SET PROBLEM:
Work out how many lines of the listing hold "vorhanden", then state only that count.

-- start DATA EXCERPTS --

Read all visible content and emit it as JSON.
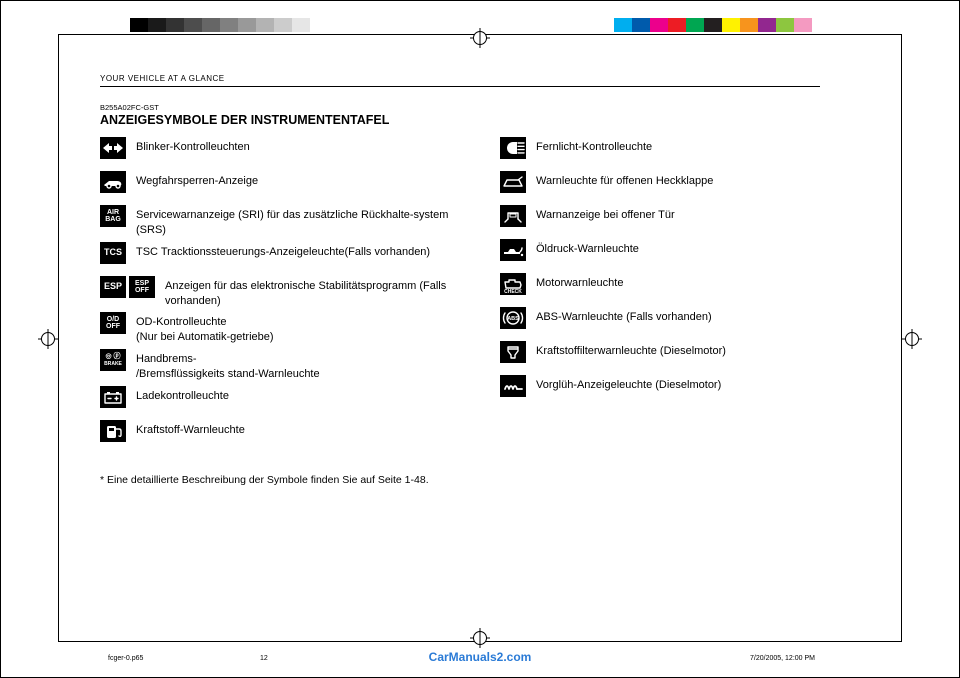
{
  "print_marks": {
    "grayscale_bars": [
      "#000000",
      "#1a1a1a",
      "#333333",
      "#4d4d4d",
      "#666666",
      "#808080",
      "#999999",
      "#b3b3b3",
      "#cccccc",
      "#e6e6e6",
      "#ffffff",
      "#ffffff"
    ],
    "color_bars": [
      "#00aeef",
      "#005bac",
      "#ec008c",
      "#ed1c24",
      "#00a651",
      "#231f20",
      "#fff200",
      "#f7941d",
      "#92278f",
      "#8dc63f",
      "#f49ac1",
      "#ffffff"
    ]
  },
  "running_head": "YOUR VEHICLE AT A GLANCE",
  "code_id": "B255A02FC-GST",
  "title": "ANZEIGESYMBOLE DER INSTRUMENTENTAFEL",
  "left_items": [
    {
      "icon_kind": "turn",
      "label": "Blinker-Kontrolleuchten"
    },
    {
      "icon_kind": "immob",
      "label": "Wegfahrsperren-Anzeige"
    },
    {
      "icon_kind": "airbag",
      "icon_text": "AIR\nBAG",
      "label": "Servicewarnanzeige (SRI) für das zusätzliche Rückhalte-system  (SRS)"
    },
    {
      "icon_kind": "tcs",
      "icon_text": "TCS",
      "label": "TSC  Tracktionssteuerungs-Anzeigeleuchte(Falls vorhanden)"
    },
    {
      "icon_kind": "esp",
      "icon_text": "ESP",
      "icon_text2": "ESP\nOFF",
      "label": "Anzeigen für das elektronische Stabilitätsprogramm (Falls vorhanden)"
    },
    {
      "icon_kind": "odoff",
      "icon_text": "O/D\nOFF",
      "label": "OD-Kontrolleuchte\n(Nur bei Automatik-getriebe)"
    },
    {
      "icon_kind": "brake",
      "icon_text": "⦾⦿\nBRAKE",
      "label": "Handbrems-\n/Bremsflüssigkeits stand-Warnleuchte"
    },
    {
      "icon_kind": "battery",
      "label": "Ladekontrolleuchte"
    },
    {
      "icon_kind": "fuel",
      "label": "Kraftstoff-Warnleuchte"
    }
  ],
  "right_items": [
    {
      "icon_kind": "highbeam",
      "label": "Fernlicht-Kontrolleuchte"
    },
    {
      "icon_kind": "tailgate",
      "label": "Warnleuchte für offenen  Heckklappe"
    },
    {
      "icon_kind": "door",
      "label": "Warnanzeige bei offener Tür"
    },
    {
      "icon_kind": "oil",
      "label": "Öldruck-Warnleuchte"
    },
    {
      "icon_kind": "check",
      "label": "Motorwarnleuchte"
    },
    {
      "icon_kind": "abs",
      "icon_text": "ABS",
      "label": "ABS-Warnleuchte (Falls vorhanden)"
    },
    {
      "icon_kind": "fuelfilter",
      "label": "Kraftstoffilterwarnleuchte (Dieselmotor)"
    },
    {
      "icon_kind": "glow",
      "label": "Vorglüh-Anzeigeleuchte (Dieselmotor)"
    }
  ],
  "footnote": "* Eine detaillierte Beschreibung der Symbole finden Sie auf Seite 1-48.",
  "footer": {
    "file": "fcger-0.p65",
    "page": "12",
    "date": "7/20/2005, 12:00 PM"
  },
  "watermark": "CarManuals2.com",
  "fonts": {
    "body_pt": 11,
    "title_pt": 12.5,
    "runhead_pt": 8,
    "footnote_pt": 10.5,
    "footer_pt": 7
  },
  "colors": {
    "text": "#000000",
    "background": "#ffffff",
    "icon_bg": "#000000",
    "icon_fg": "#ffffff",
    "watermark": "#2b7bd6"
  }
}
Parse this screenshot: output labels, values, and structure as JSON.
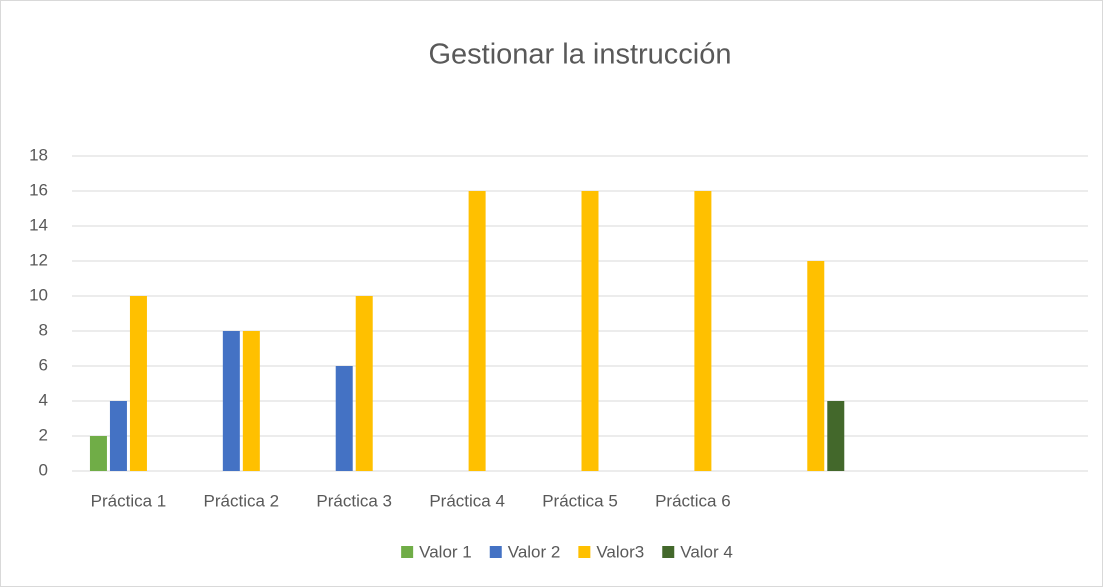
{
  "chart_data": {
    "type": "bar",
    "title": "Gestionar la instrucción",
    "categories": [
      "Práctica 1",
      "Práctica 2",
      "Práctica 3",
      "Práctica 4",
      "Práctica 5",
      "Práctica 6",
      null,
      null,
      null
    ],
    "series": [
      {
        "name": "Valor 1",
        "color": "#70ad47",
        "values": [
          2,
          null,
          null,
          null,
          null,
          null,
          null,
          null,
          null
        ]
      },
      {
        "name": "Valor 2",
        "color": "#4472c4",
        "values": [
          4,
          8,
          6,
          null,
          null,
          null,
          null,
          null,
          null
        ]
      },
      {
        "name": "Valor3",
        "color": "#ffc000",
        "values": [
          10,
          8,
          10,
          16,
          16,
          16,
          12,
          null,
          null
        ]
      },
      {
        "name": "Valor 4",
        "color": "#43682b",
        "values": [
          null,
          null,
          null,
          null,
          null,
          null,
          4,
          null,
          null
        ]
      }
    ],
    "ylim": [
      0,
      18
    ],
    "yticks": [
      0,
      2,
      4,
      6,
      8,
      10,
      12,
      14,
      16,
      18
    ],
    "grid": true,
    "legend": "bottom"
  }
}
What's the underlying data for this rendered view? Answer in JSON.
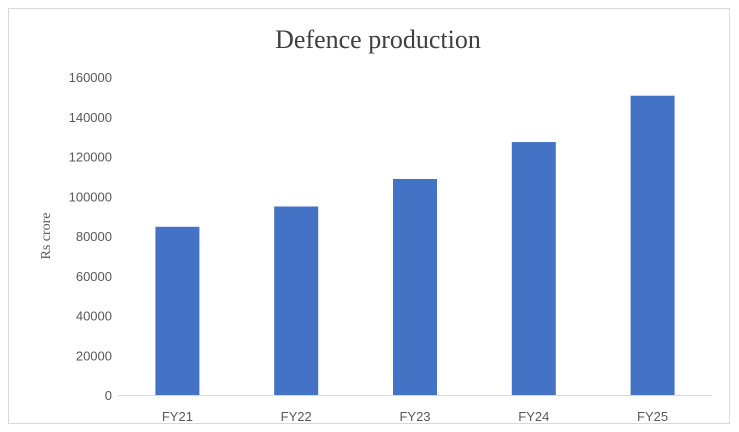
{
  "chart_data": {
    "type": "bar",
    "title": "Defence production",
    "xlabel": "",
    "ylabel": "Rs crore",
    "categories": [
      "FY21",
      "FY22",
      "FY23",
      "FY24",
      "FY25"
    ],
    "values": [
      84643,
      94845,
      108684,
      127265,
      150590
    ],
    "ylim": [
      0,
      160000
    ],
    "yticks": [
      "0",
      "20000",
      "40000",
      "60000",
      "80000",
      "100000",
      "120000",
      "140000",
      "160000"
    ],
    "grid": false,
    "legend": "none",
    "bar_color": "#4472c4"
  }
}
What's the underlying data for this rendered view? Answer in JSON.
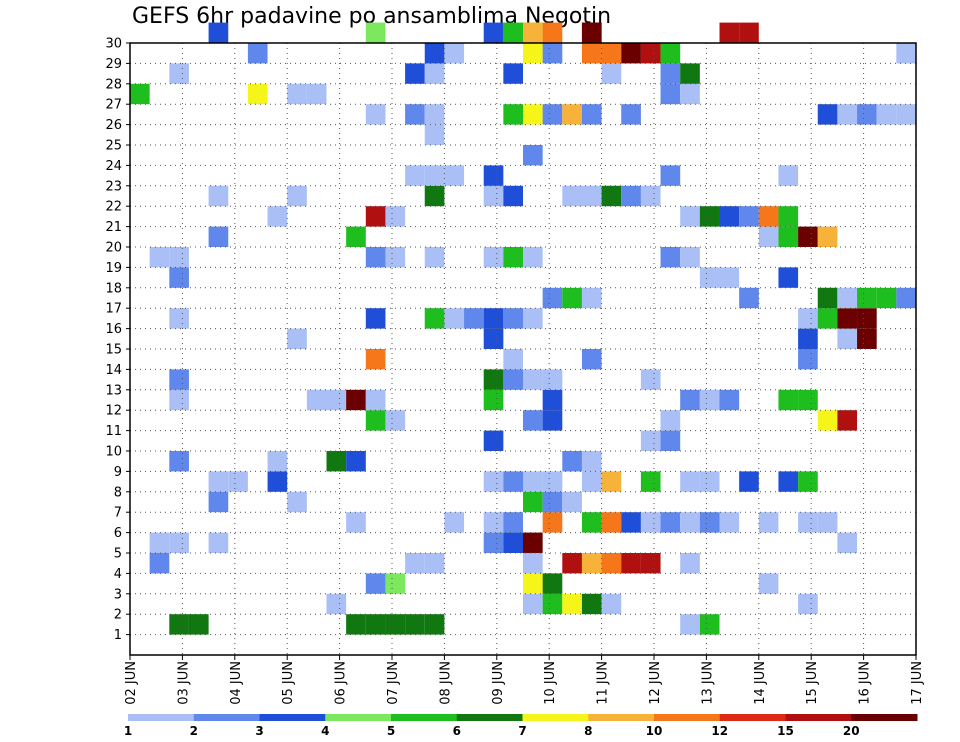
{
  "title": "GEFS 6hr padavine po ansamblima Negotin",
  "colorbar": {
    "labels": [
      "1",
      "2",
      "3",
      "4",
      "5",
      "6",
      "7",
      "8",
      "10",
      "12",
      "15",
      "20"
    ],
    "colors": [
      "#a9bff5",
      "#5f87ec",
      "#1f4fd9",
      "#7ce85e",
      "#1fbe1f",
      "#117811",
      "#f5f51a",
      "#f7b23a",
      "#f5771a",
      "#dd2a14",
      "#b01010",
      "#6b0000"
    ]
  },
  "chart_data": {
    "type": "heatmap",
    "title": "GEFS 6hr padavine po ansamblima Negotin",
    "xlabel": "",
    "ylabel": "",
    "x_tick_labels": [
      "02 JUN",
      "03 JUN",
      "04 JUN",
      "05 JUN",
      "06 JUN",
      "07 JUN",
      "08 JUN",
      "09 JUN",
      "10 JUN",
      "11 JUN",
      "12 JUN",
      "13 JUN",
      "14 JUN",
      "15 JUN",
      "16 JUN",
      "17 JUN"
    ],
    "y_tick_labels": [
      "1",
      "2",
      "3",
      "4",
      "5",
      "6",
      "7",
      "8",
      "9",
      "10",
      "11",
      "12",
      "13",
      "14",
      "15",
      "16",
      "17",
      "18",
      "19",
      "20",
      "21",
      "22",
      "23",
      "24",
      "25",
      "26",
      "27",
      "28",
      "29",
      "30"
    ],
    "x_step_index_range": [
      0,
      60
    ],
    "y_member_range": [
      0,
      30
    ],
    "value_units": "mm / 6h",
    "color_bins": [
      1,
      2,
      3,
      4,
      5,
      6,
      7,
      8,
      10,
      12,
      15,
      20
    ],
    "grid": true,
    "cells": [
      [
        4,
        30,
        3
      ],
      [
        12,
        30,
        4
      ],
      [
        18,
        30,
        3
      ],
      [
        19,
        30,
        5
      ],
      [
        20,
        30,
        5
      ],
      [
        20,
        30,
        7
      ],
      [
        20,
        30,
        8
      ],
      [
        21,
        30,
        10
      ],
      [
        23,
        30,
        20
      ],
      [
        23,
        30,
        25
      ],
      [
        30,
        30,
        15
      ],
      [
        31,
        30,
        15
      ],
      [
        2,
        1,
        6
      ],
      [
        3,
        1,
        6
      ],
      [
        11,
        1,
        6
      ],
      [
        12,
        1,
        6
      ],
      [
        13,
        1,
        6
      ],
      [
        14,
        1,
        6
      ],
      [
        15,
        1,
        6
      ],
      [
        28,
        1,
        1
      ],
      [
        29,
        1,
        5
      ],
      [
        10,
        2,
        1
      ],
      [
        20,
        2,
        1
      ],
      [
        21,
        2,
        5
      ],
      [
        22,
        2,
        7
      ],
      [
        23,
        2,
        6
      ],
      [
        24,
        2,
        1
      ],
      [
        34,
        2,
        1
      ],
      [
        12,
        3,
        2
      ],
      [
        13,
        3,
        4
      ],
      [
        20,
        3,
        7
      ],
      [
        21,
        3,
        6
      ],
      [
        32,
        3,
        1
      ],
      [
        1,
        4,
        2
      ],
      [
        14,
        4,
        1
      ],
      [
        15,
        4,
        1
      ],
      [
        20,
        4,
        1
      ],
      [
        22,
        4,
        15
      ],
      [
        23,
        4,
        8
      ],
      [
        24,
        4,
        10
      ],
      [
        25,
        4,
        15
      ],
      [
        26,
        4,
        15
      ],
      [
        28,
        4,
        1
      ],
      [
        1,
        5,
        1
      ],
      [
        2,
        5,
        1
      ],
      [
        4,
        5,
        1
      ],
      [
        18,
        5,
        2
      ],
      [
        19,
        5,
        3
      ],
      [
        20,
        5,
        20
      ],
      [
        36,
        5,
        1
      ],
      [
        11,
        6,
        1
      ],
      [
        16,
        6,
        1
      ],
      [
        18,
        6,
        1
      ],
      [
        19,
        6,
        2
      ],
      [
        21,
        6,
        10
      ],
      [
        23,
        6,
        5
      ],
      [
        24,
        6,
        10
      ],
      [
        25,
        6,
        3
      ],
      [
        26,
        6,
        1
      ],
      [
        27,
        6,
        2
      ],
      [
        28,
        6,
        1
      ],
      [
        29,
        6,
        2
      ],
      [
        30,
        6,
        1
      ],
      [
        32,
        6,
        1
      ],
      [
        34,
        6,
        1
      ],
      [
        35,
        6,
        1
      ],
      [
        4,
        7,
        2
      ],
      [
        8,
        7,
        1
      ],
      [
        20,
        7,
        5
      ],
      [
        21,
        7,
        2
      ],
      [
        22,
        7,
        1
      ],
      [
        4,
        8,
        1
      ],
      [
        5,
        8,
        1
      ],
      [
        7,
        8,
        3
      ],
      [
        18,
        8,
        1
      ],
      [
        19,
        8,
        2
      ],
      [
        20,
        8,
        1
      ],
      [
        21,
        8,
        1
      ],
      [
        23,
        8,
        1
      ],
      [
        24,
        8,
        8
      ],
      [
        26,
        8,
        5
      ],
      [
        28,
        8,
        1
      ],
      [
        29,
        8,
        1
      ],
      [
        31,
        8,
        3
      ],
      [
        33,
        8,
        3
      ],
      [
        34,
        8,
        5
      ],
      [
        2,
        9,
        2
      ],
      [
        7,
        9,
        1
      ],
      [
        10,
        9,
        6
      ],
      [
        11,
        9,
        3
      ],
      [
        22,
        9,
        2
      ],
      [
        23,
        9,
        1
      ],
      [
        18,
        10,
        3
      ],
      [
        26,
        10,
        1
      ],
      [
        27,
        10,
        2
      ],
      [
        12,
        11,
        5
      ],
      [
        13,
        11,
        1
      ],
      [
        20,
        11,
        2
      ],
      [
        21,
        11,
        3
      ],
      [
        27,
        11,
        1
      ],
      [
        35,
        11,
        7
      ],
      [
        36,
        11,
        15
      ],
      [
        2,
        12,
        1
      ],
      [
        9,
        12,
        1
      ],
      [
        10,
        12,
        1
      ],
      [
        11,
        12,
        20
      ],
      [
        12,
        12,
        1
      ],
      [
        18,
        12,
        5
      ],
      [
        21,
        12,
        3
      ],
      [
        28,
        12,
        2
      ],
      [
        29,
        12,
        1
      ],
      [
        30,
        12,
        2
      ],
      [
        33,
        12,
        5
      ],
      [
        34,
        12,
        5
      ],
      [
        2,
        13,
        2
      ],
      [
        18,
        13,
        6
      ],
      [
        19,
        13,
        2
      ],
      [
        20,
        13,
        1
      ],
      [
        21,
        13,
        1
      ],
      [
        26,
        13,
        1
      ],
      [
        12,
        14,
        10
      ],
      [
        19,
        14,
        1
      ],
      [
        23,
        14,
        2
      ],
      [
        34,
        14,
        2
      ],
      [
        8,
        15,
        1
      ],
      [
        18,
        15,
        3
      ],
      [
        34,
        15,
        3
      ],
      [
        36,
        15,
        1
      ],
      [
        37,
        15,
        20
      ],
      [
        2,
        16,
        1
      ],
      [
        12,
        16,
        3
      ],
      [
        15,
        16,
        5
      ],
      [
        16,
        16,
        1
      ],
      [
        17,
        16,
        2
      ],
      [
        18,
        16,
        3
      ],
      [
        19,
        16,
        2
      ],
      [
        20,
        16,
        1
      ],
      [
        34,
        16,
        1
      ],
      [
        35,
        16,
        5
      ],
      [
        36,
        16,
        20
      ],
      [
        37,
        16,
        20
      ],
      [
        21,
        17,
        2
      ],
      [
        22,
        17,
        5
      ],
      [
        23,
        17,
        1
      ],
      [
        31,
        17,
        2
      ],
      [
        35,
        17,
        6
      ],
      [
        36,
        17,
        7
      ],
      [
        36,
        17,
        1
      ],
      [
        37,
        17,
        5
      ],
      [
        38,
        17,
        5
      ],
      [
        39,
        17,
        2
      ],
      [
        2,
        18,
        2
      ],
      [
        29,
        18,
        1
      ],
      [
        30,
        18,
        1
      ],
      [
        33,
        18,
        3
      ],
      [
        1,
        19,
        1
      ],
      [
        2,
        19,
        1
      ],
      [
        12,
        19,
        2
      ],
      [
        13,
        19,
        1
      ],
      [
        15,
        19,
        1
      ],
      [
        18,
        19,
        1
      ],
      [
        19,
        19,
        5
      ],
      [
        20,
        19,
        1
      ],
      [
        27,
        19,
        2
      ],
      [
        28,
        19,
        1
      ],
      [
        4,
        20,
        2
      ],
      [
        11,
        20,
        5
      ],
      [
        32,
        20,
        1
      ],
      [
        33,
        20,
        5
      ],
      [
        34,
        20,
        20
      ],
      [
        35,
        20,
        8
      ],
      [
        7,
        21,
        1
      ],
      [
        12,
        21,
        15
      ],
      [
        13,
        21,
        1
      ],
      [
        28,
        21,
        1
      ],
      [
        29,
        21,
        6
      ],
      [
        30,
        21,
        3
      ],
      [
        31,
        21,
        2
      ],
      [
        32,
        21,
        10
      ],
      [
        33,
        21,
        5
      ],
      [
        4,
        22,
        1
      ],
      [
        8,
        22,
        1
      ],
      [
        15,
        22,
        6
      ],
      [
        18,
        22,
        1
      ],
      [
        19,
        22,
        3
      ],
      [
        22,
        22,
        1
      ],
      [
        23,
        22,
        1
      ],
      [
        24,
        22,
        6
      ],
      [
        25,
        22,
        2
      ],
      [
        26,
        22,
        1
      ],
      [
        14,
        23,
        1
      ],
      [
        15,
        23,
        1
      ],
      [
        16,
        23,
        1
      ],
      [
        18,
        23,
        3
      ],
      [
        27,
        23,
        2
      ],
      [
        33,
        23,
        1
      ],
      [
        20,
        24,
        2
      ],
      [
        15,
        25,
        1
      ],
      [
        12,
        26,
        1
      ],
      [
        14,
        26,
        2
      ],
      [
        15,
        26,
        1
      ],
      [
        19,
        26,
        5
      ],
      [
        20,
        26,
        7
      ],
      [
        21,
        26,
        2
      ],
      [
        22,
        26,
        8
      ],
      [
        23,
        26,
        2
      ],
      [
        25,
        26,
        2
      ],
      [
        35,
        26,
        3
      ],
      [
        36,
        26,
        1
      ],
      [
        37,
        26,
        2
      ],
      [
        38,
        26,
        1
      ],
      [
        39,
        26,
        1
      ],
      [
        0,
        27,
        5
      ],
      [
        6,
        27,
        7
      ],
      [
        8,
        27,
        1
      ],
      [
        9,
        27,
        1
      ],
      [
        27,
        27,
        2
      ],
      [
        28,
        27,
        1
      ],
      [
        2,
        28,
        1
      ],
      [
        14,
        28,
        3
      ],
      [
        15,
        28,
        1
      ],
      [
        19,
        28,
        3
      ],
      [
        24,
        28,
        1
      ],
      [
        27,
        28,
        2
      ],
      [
        28,
        28,
        6
      ],
      [
        6,
        29,
        2
      ],
      [
        15,
        29,
        3
      ],
      [
        16,
        29,
        1
      ],
      [
        20,
        29,
        7
      ],
      [
        21,
        29,
        2
      ],
      [
        23,
        29,
        10
      ],
      [
        24,
        29,
        10
      ],
      [
        25,
        29,
        20
      ],
      [
        26,
        29,
        15
      ],
      [
        27,
        29,
        5
      ],
      [
        39,
        29,
        1
      ]
    ]
  }
}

-- end DATA EXCERPTS --

RESPONSE TO THIS TASK:
3